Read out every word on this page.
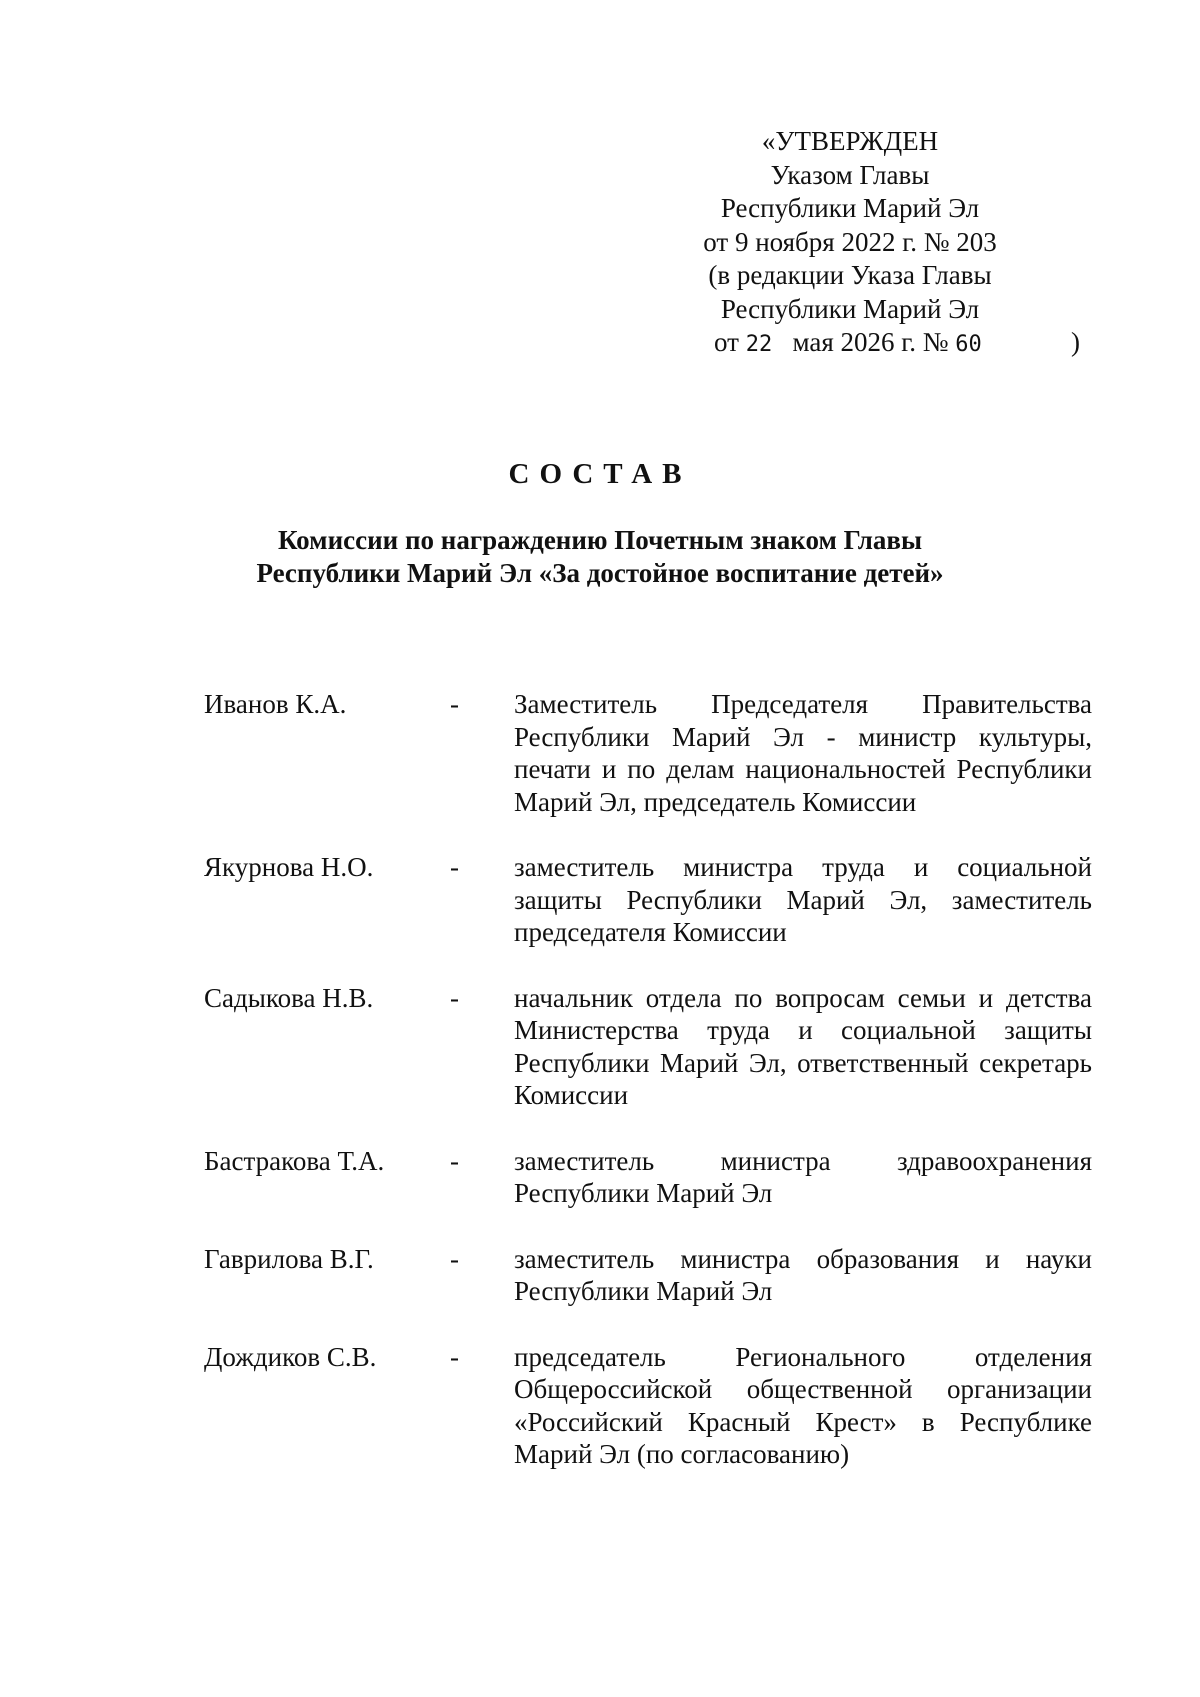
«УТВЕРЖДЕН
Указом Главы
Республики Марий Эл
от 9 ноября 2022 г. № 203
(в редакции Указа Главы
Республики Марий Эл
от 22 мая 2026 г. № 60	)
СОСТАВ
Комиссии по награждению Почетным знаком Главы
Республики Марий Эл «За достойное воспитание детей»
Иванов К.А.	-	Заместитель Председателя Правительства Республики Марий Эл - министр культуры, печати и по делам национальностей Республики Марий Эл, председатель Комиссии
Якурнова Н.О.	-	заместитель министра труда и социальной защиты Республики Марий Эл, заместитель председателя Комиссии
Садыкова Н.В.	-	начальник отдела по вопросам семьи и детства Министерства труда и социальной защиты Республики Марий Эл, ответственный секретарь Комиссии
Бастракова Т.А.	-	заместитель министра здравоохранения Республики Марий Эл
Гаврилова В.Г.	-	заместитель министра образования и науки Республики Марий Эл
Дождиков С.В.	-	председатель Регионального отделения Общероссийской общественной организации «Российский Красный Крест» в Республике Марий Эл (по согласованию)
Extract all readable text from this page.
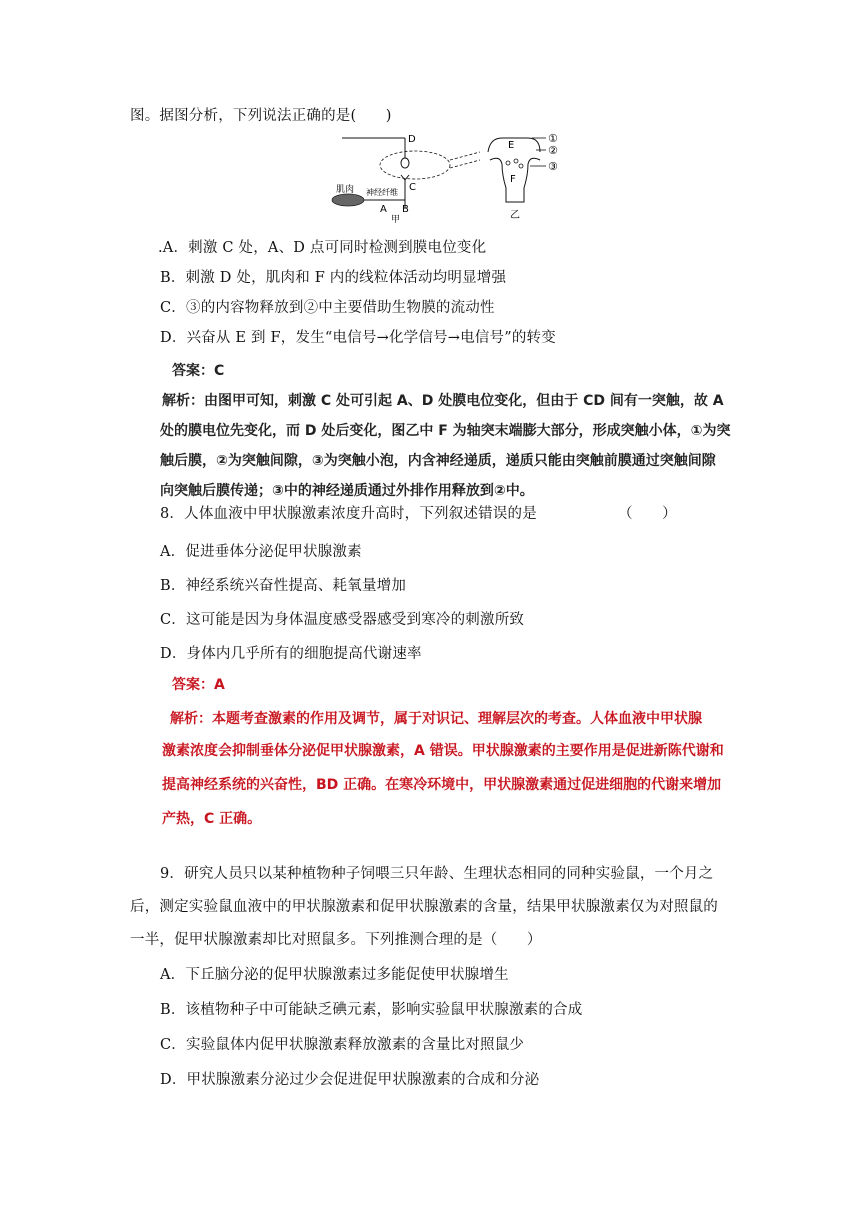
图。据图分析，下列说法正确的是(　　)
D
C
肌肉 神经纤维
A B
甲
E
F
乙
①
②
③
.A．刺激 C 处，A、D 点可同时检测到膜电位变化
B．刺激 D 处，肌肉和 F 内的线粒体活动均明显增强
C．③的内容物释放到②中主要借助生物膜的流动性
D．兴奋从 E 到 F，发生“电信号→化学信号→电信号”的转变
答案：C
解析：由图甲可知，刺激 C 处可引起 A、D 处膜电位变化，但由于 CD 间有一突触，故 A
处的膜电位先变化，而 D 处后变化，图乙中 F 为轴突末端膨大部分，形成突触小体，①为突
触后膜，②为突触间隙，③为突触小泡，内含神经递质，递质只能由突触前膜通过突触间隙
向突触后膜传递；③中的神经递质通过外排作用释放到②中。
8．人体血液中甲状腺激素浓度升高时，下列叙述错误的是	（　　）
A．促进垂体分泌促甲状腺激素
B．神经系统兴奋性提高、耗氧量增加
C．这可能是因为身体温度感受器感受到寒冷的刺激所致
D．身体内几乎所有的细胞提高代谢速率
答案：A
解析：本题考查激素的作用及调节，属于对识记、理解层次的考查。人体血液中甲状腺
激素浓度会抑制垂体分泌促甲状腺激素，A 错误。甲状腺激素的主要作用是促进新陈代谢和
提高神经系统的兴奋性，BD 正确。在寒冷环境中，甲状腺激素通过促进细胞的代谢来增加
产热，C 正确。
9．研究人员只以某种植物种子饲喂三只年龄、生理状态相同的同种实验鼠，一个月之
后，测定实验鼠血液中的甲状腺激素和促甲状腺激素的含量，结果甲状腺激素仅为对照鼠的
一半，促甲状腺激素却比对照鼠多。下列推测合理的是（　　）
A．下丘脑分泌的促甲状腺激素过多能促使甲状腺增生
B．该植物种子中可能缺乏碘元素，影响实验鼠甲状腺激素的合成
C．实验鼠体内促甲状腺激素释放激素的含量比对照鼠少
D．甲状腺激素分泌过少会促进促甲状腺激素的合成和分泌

* * *

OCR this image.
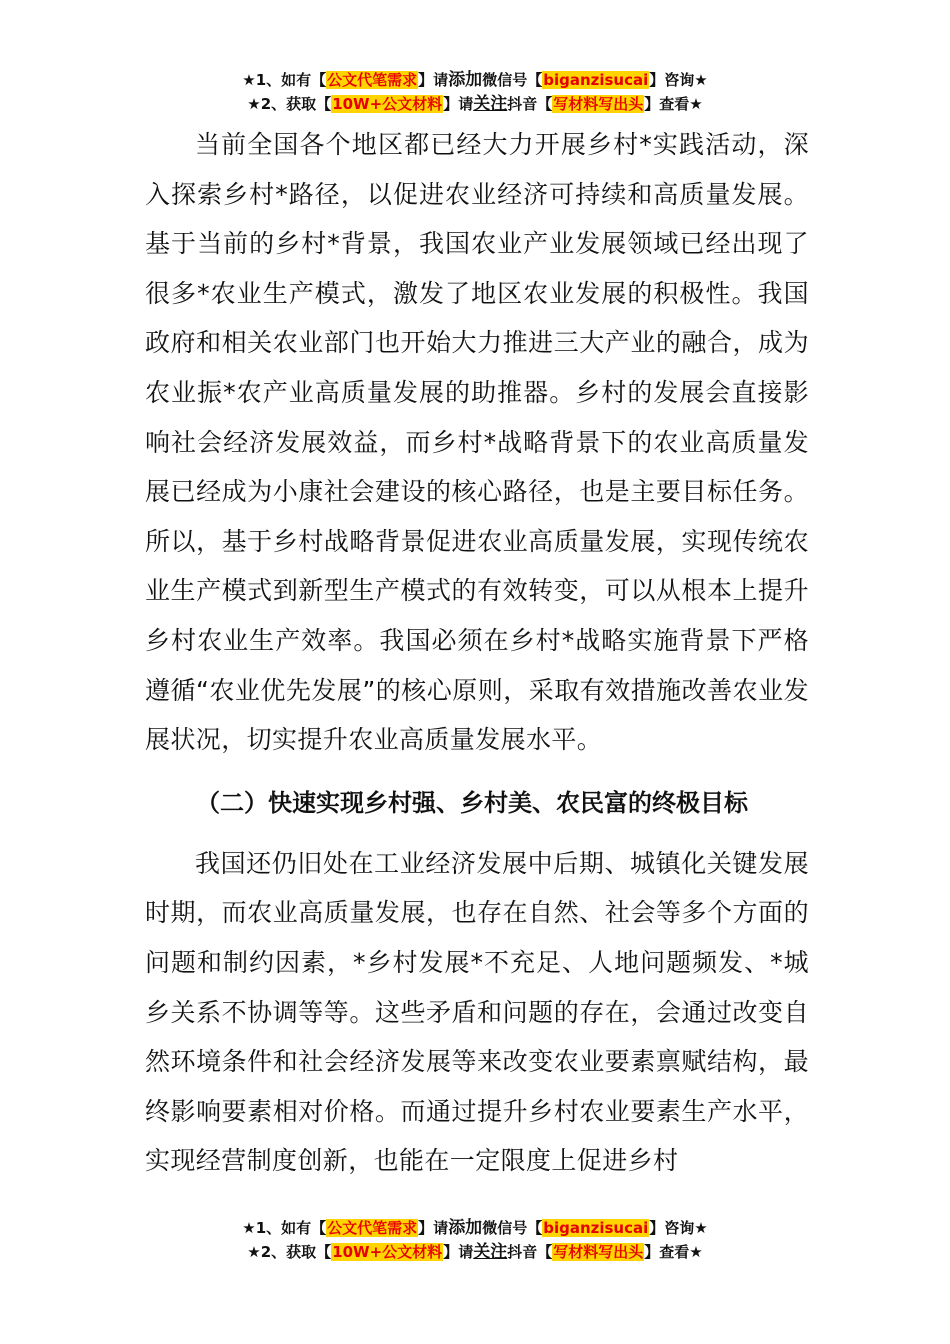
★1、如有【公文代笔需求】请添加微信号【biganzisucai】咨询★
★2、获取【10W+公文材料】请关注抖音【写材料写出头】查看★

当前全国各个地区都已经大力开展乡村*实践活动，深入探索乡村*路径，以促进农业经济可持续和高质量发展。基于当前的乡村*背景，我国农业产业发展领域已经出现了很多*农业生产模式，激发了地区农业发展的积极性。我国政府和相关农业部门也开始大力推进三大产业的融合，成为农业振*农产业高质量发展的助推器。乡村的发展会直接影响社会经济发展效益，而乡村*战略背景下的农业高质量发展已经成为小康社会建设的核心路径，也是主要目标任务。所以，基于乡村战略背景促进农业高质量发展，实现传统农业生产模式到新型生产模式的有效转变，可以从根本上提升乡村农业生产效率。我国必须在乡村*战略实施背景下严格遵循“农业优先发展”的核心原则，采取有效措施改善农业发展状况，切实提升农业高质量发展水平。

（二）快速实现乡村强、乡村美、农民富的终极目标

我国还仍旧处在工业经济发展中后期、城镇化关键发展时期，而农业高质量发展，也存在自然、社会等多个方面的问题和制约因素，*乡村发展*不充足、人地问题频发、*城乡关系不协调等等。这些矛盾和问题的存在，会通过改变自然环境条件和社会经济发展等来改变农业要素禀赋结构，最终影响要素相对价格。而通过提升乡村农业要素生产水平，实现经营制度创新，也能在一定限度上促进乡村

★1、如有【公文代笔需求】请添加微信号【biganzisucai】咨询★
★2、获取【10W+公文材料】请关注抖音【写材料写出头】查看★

→ **SET PROBLEM**
Each line in the data that holds the string "page" should be found and copied.

→ **FINISHED TASK**
Read out every word on this page.
Extract all readable text from this page.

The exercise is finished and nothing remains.